* _GIVEN ENTRIES_
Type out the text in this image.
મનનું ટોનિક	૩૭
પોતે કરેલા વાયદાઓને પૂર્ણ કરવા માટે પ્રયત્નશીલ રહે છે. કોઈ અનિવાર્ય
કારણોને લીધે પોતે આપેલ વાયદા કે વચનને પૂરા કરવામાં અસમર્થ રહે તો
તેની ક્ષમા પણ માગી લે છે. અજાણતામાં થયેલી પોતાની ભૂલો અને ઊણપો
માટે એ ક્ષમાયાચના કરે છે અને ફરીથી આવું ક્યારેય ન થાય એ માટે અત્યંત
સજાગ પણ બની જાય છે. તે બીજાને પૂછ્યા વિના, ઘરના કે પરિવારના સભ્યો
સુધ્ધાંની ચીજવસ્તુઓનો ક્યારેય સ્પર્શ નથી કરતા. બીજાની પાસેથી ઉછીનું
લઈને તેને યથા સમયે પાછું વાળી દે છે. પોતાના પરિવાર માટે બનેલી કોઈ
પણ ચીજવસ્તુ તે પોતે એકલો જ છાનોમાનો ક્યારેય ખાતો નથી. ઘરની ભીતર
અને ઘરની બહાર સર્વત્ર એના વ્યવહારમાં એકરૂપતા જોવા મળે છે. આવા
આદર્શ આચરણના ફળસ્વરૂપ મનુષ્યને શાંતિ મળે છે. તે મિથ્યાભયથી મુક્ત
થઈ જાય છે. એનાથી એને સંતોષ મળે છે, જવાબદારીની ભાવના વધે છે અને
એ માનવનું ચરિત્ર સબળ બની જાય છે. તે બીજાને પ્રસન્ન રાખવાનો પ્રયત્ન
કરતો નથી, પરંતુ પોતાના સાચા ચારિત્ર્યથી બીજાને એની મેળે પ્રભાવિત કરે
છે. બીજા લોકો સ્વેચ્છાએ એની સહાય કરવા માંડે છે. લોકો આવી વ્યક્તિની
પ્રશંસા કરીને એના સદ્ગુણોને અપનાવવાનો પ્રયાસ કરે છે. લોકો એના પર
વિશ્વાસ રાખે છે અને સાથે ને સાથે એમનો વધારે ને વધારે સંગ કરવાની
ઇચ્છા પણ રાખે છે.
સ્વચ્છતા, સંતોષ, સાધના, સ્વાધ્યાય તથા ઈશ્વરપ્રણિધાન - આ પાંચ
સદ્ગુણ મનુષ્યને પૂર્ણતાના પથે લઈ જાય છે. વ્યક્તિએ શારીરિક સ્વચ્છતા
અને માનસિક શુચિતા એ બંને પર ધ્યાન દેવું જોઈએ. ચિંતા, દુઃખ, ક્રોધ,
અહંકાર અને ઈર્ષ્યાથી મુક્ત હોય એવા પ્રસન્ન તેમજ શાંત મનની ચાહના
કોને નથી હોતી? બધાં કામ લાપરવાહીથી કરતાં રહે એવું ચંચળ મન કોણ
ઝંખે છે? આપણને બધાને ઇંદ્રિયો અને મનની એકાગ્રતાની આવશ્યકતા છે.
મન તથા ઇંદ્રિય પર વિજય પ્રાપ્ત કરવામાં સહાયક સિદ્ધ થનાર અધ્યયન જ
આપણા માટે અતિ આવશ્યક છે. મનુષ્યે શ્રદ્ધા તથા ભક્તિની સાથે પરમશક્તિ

* _TASK REQUIREMENTS_
Copy every line exactly. Leave nothing out.

* _WRITTEN RESPONSE_
Type out the text in this image.
મનનું ટોનિક	૩૭
પોતે કરેલા વાયદાઓને પૂર્ણ કરવા માટે પ્રયત્નશીલ રહે છે. કોઈ અનિવાર્ય
કારણોને લીધે પોતે આપેલ વાયદા કે વચનને પૂરા કરવામાં અસમર્થ રહે તો
તેની ક્ષમા પણ માગી લે છે. અજાણતામાં થયેલી પોતાની ભૂલો અને ઊણપો
માટે એ ક્ષમાયાચના કરે છે અને ફરીથી આવું ક્યારેય ન થાય એ માટે અત્યંત
સજાગ પણ બની જાય છે. તે બીજાને પૂછ્યા વિના, ઘરના કે પરિવારના સભ્યો
સુધ્ધાંની ચીજવસ્તુઓનો ક્યારેય સ્પર્શ નથી કરતા. બીજાની પાસેથી ઉછીનું
લઈને તેને યથા સમયે પાછું વાળી દે છે. પોતાના પરિવાર માટે બનેલી કોઈ
પણ ચીજવસ્તુ તે પોતે એકલો જ છાનોમાનો ક્યારેય ખાતો નથી. ઘરની ભીતર
અને ઘરની બહાર સર્વત્ર એના વ્યવહારમાં એકરૂપતા જોવા મળે છે. આવા
આદર્શ આચરણના ફળસ્વરૂપ મનુષ્યને શાંતિ મળે છે. તે મિથ્યાભયથી મુક્ત
થઈ જાય છે. એનાથી એને સંતોષ મળે છે, જવાબદારીની ભાવના વધે છે અને
એ માનવનું ચરિત્ર સબળ બની જાય છે. તે બીજાને પ્રસન્ન રાખવાનો પ્રયત્ન
કરતો નથી, પરંતુ પોતાના સાચા ચારિત્ર્યથી બીજાને એની મેળે પ્રભાવિત કરે
છે. બીજા લોકો સ્વેચ્છાએ એની સહાય કરવા માંડે છે. લોકો આવી વ્યક્તિની
પ્રશંસા કરીને એના સદ્ગુણોને અપનાવવાનો પ્રયાસ કરે છે. લોકો એના પર
વિશ્વાસ રાખે છે અને સાથે ને સાથે એમનો વધારે ને વધારે સંગ કરવાની
ઇચ્છા પણ રાખે છે.
સ્વચ્છતા, સંતોષ, સાધના, સ્વાધ્યાય તથા ઈશ્વરપ્રણિધાન - આ પાંચ
સદ્ગુણ મનુષ્યને પૂર્ણતાના પથે લઈ જાય છે. વ્યક્તિએ શારીરિક સ્વચ્છતા
અને માનસિક શુચિતા એ બંને પર ધ્યાન દેવું જોઈએ. ચિંતા, દુઃખ, ક્રોધ,
અહંકાર અને ઈર્ષ્યાથી મુક્ત હોય એવા પ્રસન્ન તેમજ શાંત મનની ચાહના
કોને નથી હોતી? બધાં કામ લાપરવાહીથી કરતાં રહે એવું ચંચળ મન કોણ
ઝંખે છે? આપણને બધાને ઇંદ્રિયો અને મનની એકાગ્રતાની આવશ્યકતા છે.
મન તથા ઇંદ્રિય પર વિજય પ્રાપ્ત કરવામાં સહાયક સિદ્ધ થનાર અધ્યયન જ
આપણા માટે અતિ આવશ્યક છે. મનુષ્યે શ્રદ્ધા તથા ભક્તિની સાથે પરમશક્તિ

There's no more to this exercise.